▶ **GOAL OF THE EXERCISE**: Sort through the data and copy the lines holding the word "Groundwater".

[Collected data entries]
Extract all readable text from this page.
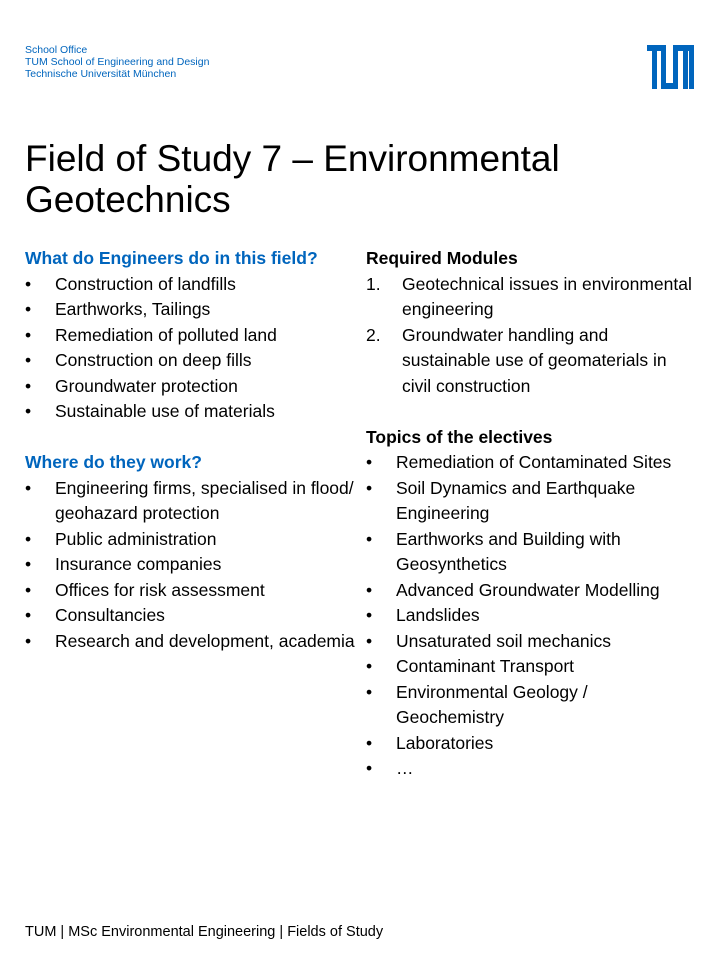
School Office
TUM School of Engineering and Design
Technische Universität München
Field of Study 7 – Environmental
Geotechnics
What do Engineers do in this field?
•	Construction of landfills
•	Earthworks, Tailings
•	Remediation of polluted land
•	Construction on deep fills
•	Groundwater protection
•	Sustainable use of materials
Where do they work?
•	Engineering firms, specialised in flood/ geohazard protection
•	Public administration
•	Insurance companies
•	Offices for risk assessment
•	Consultancies
•	Research and development, academia
Required Modules
1.	Geotechnical issues in environmental engineering
2.	Groundwater handling and sustainable use of geomaterials in civil construction
Topics of the electives
•	Remediation of Contaminated Sites
•	Soil Dynamics and Earthquake Engineering
•	Earthworks and Building with Geosynthetics
•	Advanced Groundwater Modelling
•	Landslides
•	Unsaturated soil mechanics
•	Contaminant Transport
•	Environmental Geology / Geochemistry
•	Laboratories
•	…
TUM | MSc Environmental Engineering | Fields of Study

▶ **IN RESPONSE**:
•	Groundwater protection
2.	Groundwater handling and sustainable use of geomaterials in civil construction
•	Advanced Groundwater Modelling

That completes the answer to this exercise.